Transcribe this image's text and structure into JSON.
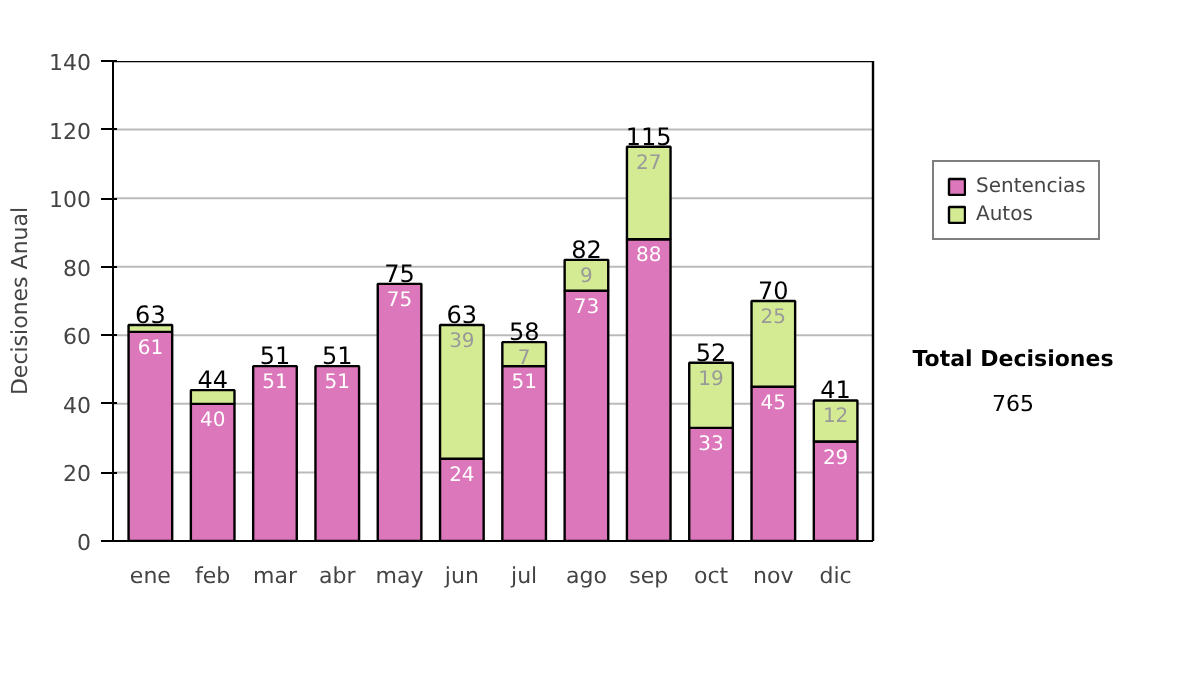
{
  "chart_data": {
    "type": "bar",
    "stacked": true,
    "ylabel": "Decisiones Anual",
    "categories": [
      "ene",
      "feb",
      "mar",
      "abr",
      "may",
      "jun",
      "jul",
      "ago",
      "sep",
      "oct",
      "nov",
      "dic"
    ],
    "series": [
      {
        "name": "Sentencias",
        "color": "#dd77bb",
        "values": [
          61,
          40,
          51,
          51,
          75,
          24,
          51,
          73,
          88,
          33,
          45,
          29
        ],
        "value_labels": [
          "61",
          "40",
          "51",
          "51",
          "75",
          "24",
          "51",
          "73",
          "88",
          "33",
          "45",
          "29"
        ]
      },
      {
        "name": "Autos",
        "color": "#d4eb94",
        "values": [
          2,
          4,
          0,
          0,
          0,
          39,
          7,
          9,
          27,
          19,
          25,
          12
        ],
        "value_labels": [
          null,
          null,
          null,
          null,
          null,
          "39",
          "7",
          "9",
          "27",
          "19",
          "25",
          "12"
        ]
      }
    ],
    "totals": [
      "63",
      "44",
      "51",
      "51",
      "75",
      "63",
      "58",
      "82",
      "115",
      "52",
      "70",
      "41"
    ],
    "ylim": [
      0,
      140
    ],
    "yticks": [
      0,
      20,
      40,
      60,
      80,
      100,
      120,
      140
    ],
    "grid": "y",
    "legend": "right",
    "annotations": [
      "Total Decisiones",
      "765"
    ]
  }
}
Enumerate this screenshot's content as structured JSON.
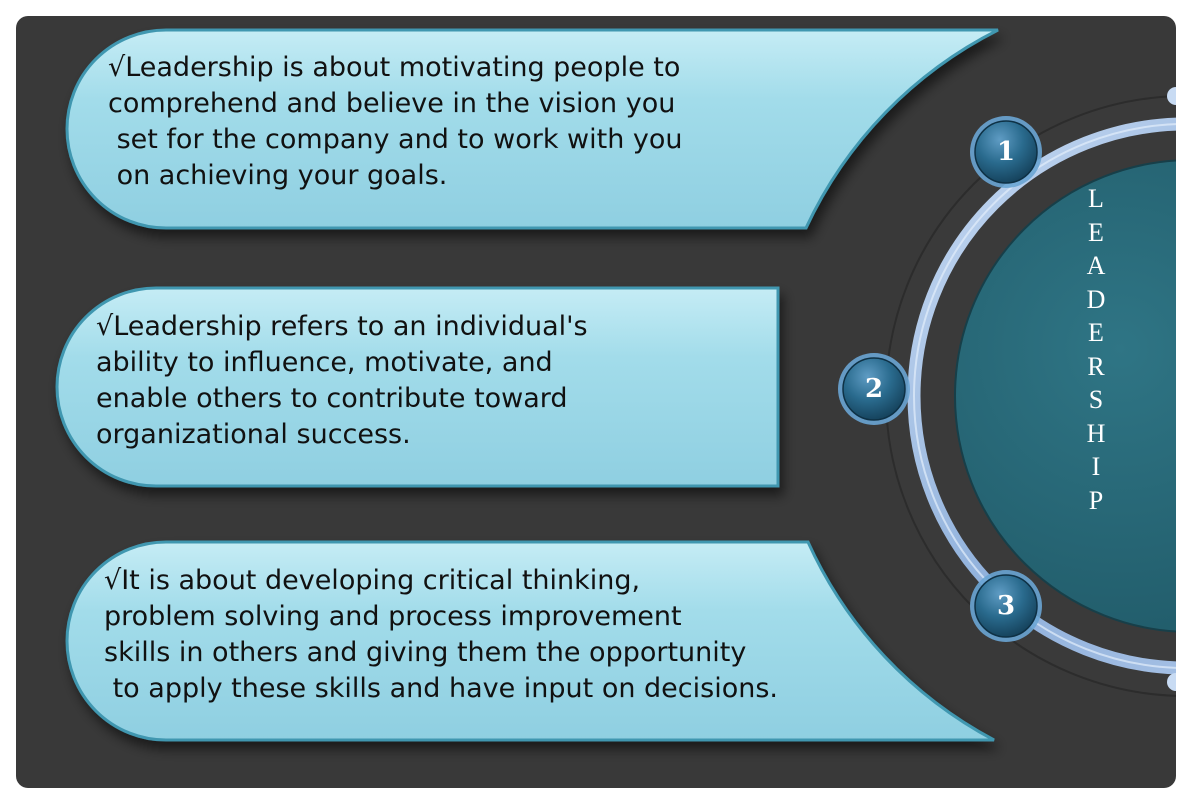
{
  "points": [
    {
      "number": "1",
      "lines": [
        "√Leadership is about motivating people to",
        "comprehend and believe in the vision you",
        " set for the company and to work with you",
        " on achieving your goals."
      ]
    },
    {
      "number": "2",
      "lines": [
        "√Leadership refers to an individual's",
        "ability to influence, motivate, and",
        "enable others to contribute toward",
        "organizational success."
      ]
    },
    {
      "number": "3",
      "lines": [
        "√It is about developing critical thinking,",
        "problem solving and process improvement",
        "skills in others and giving them the opportunity",
        " to apply these skills and have input on decisions."
      ]
    }
  ],
  "title_letters": [
    "L",
    "E",
    "A",
    "D",
    "E",
    "R",
    "S",
    "H",
    "I",
    "P"
  ],
  "colors": {
    "background": "#393939",
    "banner_fill": "#9fd9e8",
    "banner_edge": "#3f97b0",
    "ring": "#9bb9e0",
    "circle_fill": "#2d6e80",
    "badge_fill": "#1f5d7c",
    "text": "#111111"
  }
}
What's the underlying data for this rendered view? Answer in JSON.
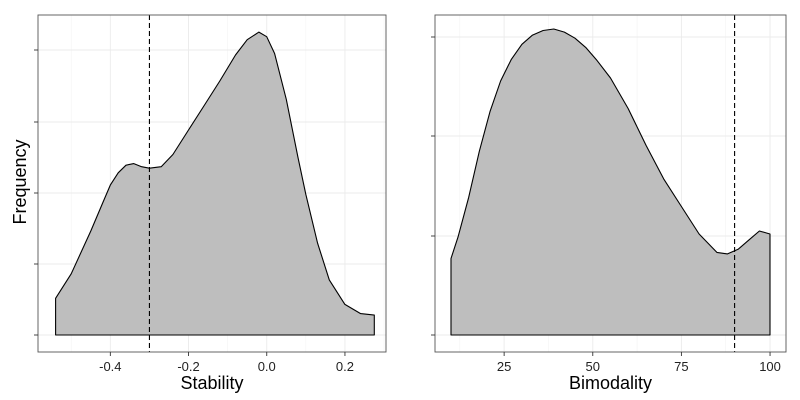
{
  "figure": {
    "ylabel": "Frequency"
  },
  "style": {
    "fill": "#bebebe",
    "outline": "#000000",
    "grid": "#ebebeb",
    "panel_border": "#555555",
    "vline": "#000000"
  },
  "chart_data": [
    {
      "type": "area",
      "xlabel": "Stability",
      "xlim": [
        -0.585,
        0.305
      ],
      "ylim": [
        0,
        1.0
      ],
      "xticks": [
        -0.4,
        -0.2,
        0.0,
        0.2
      ],
      "xtick_labels": [
        "-0.4",
        "-0.2",
        "0.0",
        "0.2"
      ],
      "y_tick_count": 5,
      "y_tick_labels_shown": false,
      "vline": -0.3,
      "vline_style": "dashed",
      "grid": true,
      "series": [
        {
          "x": [
            -0.54,
            -0.5,
            -0.45,
            -0.42,
            -0.4,
            -0.38,
            -0.36,
            -0.34,
            -0.32,
            -0.3,
            -0.27,
            -0.24,
            -0.2,
            -0.16,
            -0.12,
            -0.08,
            -0.05,
            -0.02,
            0.0,
            0.02,
            0.05,
            0.08,
            0.1,
            0.13,
            0.16,
            0.2,
            0.24,
            0.275
          ],
          "y": [
            0.12,
            0.2,
            0.34,
            0.43,
            0.49,
            0.53,
            0.555,
            0.56,
            0.55,
            0.545,
            0.55,
            0.59,
            0.67,
            0.75,
            0.83,
            0.915,
            0.965,
            0.99,
            0.975,
            0.92,
            0.77,
            0.58,
            0.46,
            0.3,
            0.18,
            0.1,
            0.07,
            0.065
          ]
        }
      ]
    },
    {
      "type": "area",
      "xlabel": "Bimodality",
      "xlim": [
        5.5,
        104.5
      ],
      "ylim": [
        0,
        1.0
      ],
      "xticks": [
        25,
        50,
        75,
        100
      ],
      "xtick_labels": [
        "25",
        "50",
        "75",
        "100"
      ],
      "y_tick_count": 4,
      "y_tick_labels_shown": false,
      "vline": 90,
      "vline_style": "dashed",
      "grid": true,
      "series": [
        {
          "x": [
            10,
            12,
            15,
            18,
            21,
            24,
            27,
            30,
            33,
            36,
            39,
            42,
            45,
            48,
            51,
            55,
            60,
            65,
            70,
            75,
            80,
            85,
            88,
            91,
            94,
            97,
            100
          ],
          "y": [
            0.25,
            0.32,
            0.45,
            0.6,
            0.73,
            0.83,
            0.9,
            0.95,
            0.98,
            0.995,
            1.0,
            0.99,
            0.97,
            0.94,
            0.9,
            0.84,
            0.74,
            0.62,
            0.51,
            0.42,
            0.33,
            0.27,
            0.265,
            0.28,
            0.31,
            0.34,
            0.33
          ]
        }
      ]
    }
  ]
}
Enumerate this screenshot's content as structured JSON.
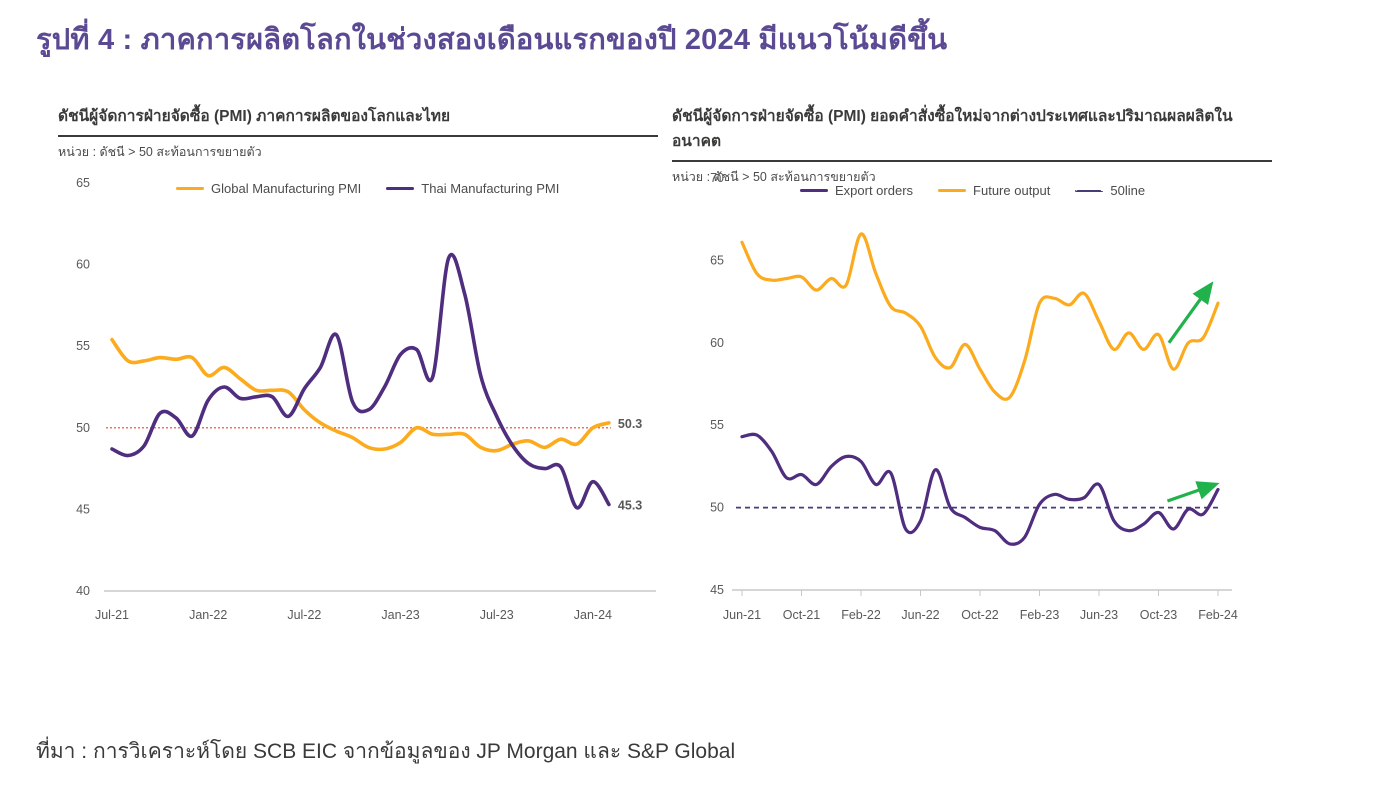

Exercise task -
Repeat the records above exactly, leaving out any pictures they contain.

Result of the exercise -
Transcribe this image's text and structure into JSON.
{
  "chart_data": {
    "type": "bar",
    "stacked": true,
    "ylabel": "Decisiones Anual",
    "categories": [
      "ene",
      "feb",
      "mar",
      "abr",
      "may",
      "jun",
      "jul",
      "ago",
      "sep",
      "oct",
      "nov",
      "dic"
    ],
    "series": [
      {
        "name": "Sentencias",
        "color": "#dd77bb",
        "values": [
          61,
          40,
          51,
          51,
          75,
          24,
          51,
          73,
          88,
          33,
          45,
          29
        ],
        "value_labels": [
          "61",
          "40",
          "51",
          "51",
          "75",
          "24",
          "51",
          "73",
          "88",
          "33",
          "45",
          "29"
        ]
      },
      {
        "name": "Autos",
        "color": "#d4eb94",
        "values": [
          2,
          4,
          0,
          0,
          0,
          39,
          7,
          9,
          27,
          19,
          25,
          12
        ],
        "value_labels": [
          null,
          null,
          null,
          null,
          null,
          "39",
          "7",
          "9",
          "27",
          "19",
          "25",
          "12"
        ]
      }
    ],
    "totals": [
      "63",
      "44",
      "51",
      "51",
      "75",
      "63",
      "58",
      "82",
      "115",
      "52",
      "70",
      "41"
    ],
    "ylim": [
      0,
      140
    ],
    "yticks": [
      0,
      20,
      40,
      60,
      80,
      100,
      120,
      140
    ],
    "grid": "y",
    "legend": "right",
    "annotations": [
      "Total Decisiones",
      "765"
    ]
  }
}
Enumerate this screenshot's content as structured JSON.
{
  "points": [
    {
      "number": "1",
      "lines": [
        "√Leadership is about motivating people to",
        "comprehend and believe in the vision you",
        " set for the company and to work with you",
        " on achieving your goals."
      ]
    },
    {
      "number": "2",
      "lines": [
        "√Leadership refers to an individual's",
        "ability to influence, motivate, and",
        "enable others to contribute toward",
        "organizational success."
      ]
    },
    {
      "number": "3",
      "lines": [
        "√It is about developing critical thinking,",
        "problem solving and process improvement",
        "skills in others and giving them the opportunity",
        " to apply these skills and have input on decisions."
      ]
    }
  ],
  "title_letters": [
    "L",
    "E",
    "A",
    "D",
    "E",
    "R",
    "S",
    "H",
    "I",
    "P"
  ],
  "colors": {
    "background": "#393939",
    "banner_fill": "#9fd9e8",
    "banner_edge": "#3f97b0",
    "ring": "#9bb9e0",
    "circle_fill": "#2d6e80",
    "badge_fill": "#1f5d7c",
    "text": "#111111"
  }
}
What's the underlying data for this rendered view? Answer in JSON.
{
  "figure": {
    "ylabel": "Frequency"
  },
  "style": {
    "fill": "#bebebe",
    "outline": "#000000",
    "grid": "#ebebeb",
    "panel_border": "#555555",
    "vline": "#000000"
  },
  "chart_data": [
    {
      "type": "area",
      "xlabel": "Stability",
      "xlim": [
        -0.585,
        0.305
      ],
      "ylim": [
        0,
        1.0
      ],
      "xticks": [
        -0.4,
        -0.2,
        0.0,
        0.2
      ],
      "xtick_labels": [
        "-0.4",
        "-0.2",
        "0.0",
        "0.2"
      ],
      "y_tick_count": 5,
      "y_tick_labels_shown": false,
      "vline": -0.3,
      "vline_style": "dashed",
      "grid": true,
      "series": [
        {
          "x": [
            -0.54,
            -0.5,
            -0.45,
            -0.42,
            -0.4,
            -0.38,
            -0.36,
            -0.34,
            -0.32,
            -0.3,
            -0.27,
            -0.24,
            -0.2,
            -0.16,
            -0.12,
            -0.08,
            -0.05,
            -0.02,
            0.0,
            0.02,
            0.05,
            0.08,
            0.1,
            0.13,
            0.16,
            0.2,
            0.24,
            0.275
          ],
          "y": [
            0.12,
            0.2,
            0.34,
            0.43,
            0.49,
            0.53,
            0.555,
            0.56,
            0.55,
            0.545,
            0.55,
            0.59,
            0.67,
            0.75,
            0.83,
            0.915,
            0.965,
            0.99,
            0.975,
            0.92,
            0.77,
            0.58,
            0.46,
            0.3,
            0.18,
            0.1,
            0.07,
            0.065
          ]
        }
      ]
    },
    {
      "type": "area",
      "xlabel": "Bimodality",
      "xlim": [
        5.5,
        104.5
      ],
      "ylim": [
        0,
        1.0
      ],
      "xticks": [
        25,
        50,
        75,
        100
      ],
      "xtick_labels": [
        "25",
        "50",
        "75",
        "100"
      ],
      "y_tick_count": 4,
      "y_tick_labels_shown": false,
      "vline": 90,
      "vline_style": "dashed",
      "grid": true,
      "series": [
        {
          "x": [
            10,
            12,
            15,
            18,
            21,
            24,
            27,
            30,
            33,
            36,
            39,
            42,
            45,
            48,
            51,
            55,
            60,
            65,
            70,
            75,
            80,
            85,
            88,
            91,
            94,
            97,
            100
          ],
          "y": [
            0.25,
            0.32,
            0.45,
            0.6,
            0.73,
            0.83,
            0.9,
            0.95,
            0.98,
            0.995,
            1.0,
            0.99,
            0.97,
            0.94,
            0.9,
            0.84,
            0.74,
            0.62,
            0.51,
            0.42,
            0.33,
            0.27,
            0.265,
            0.28,
            0.31,
            0.34,
            0.33
          ]
        }
      ]
    }
  ]
}
Enumerate this screenshot's content as structured JSON.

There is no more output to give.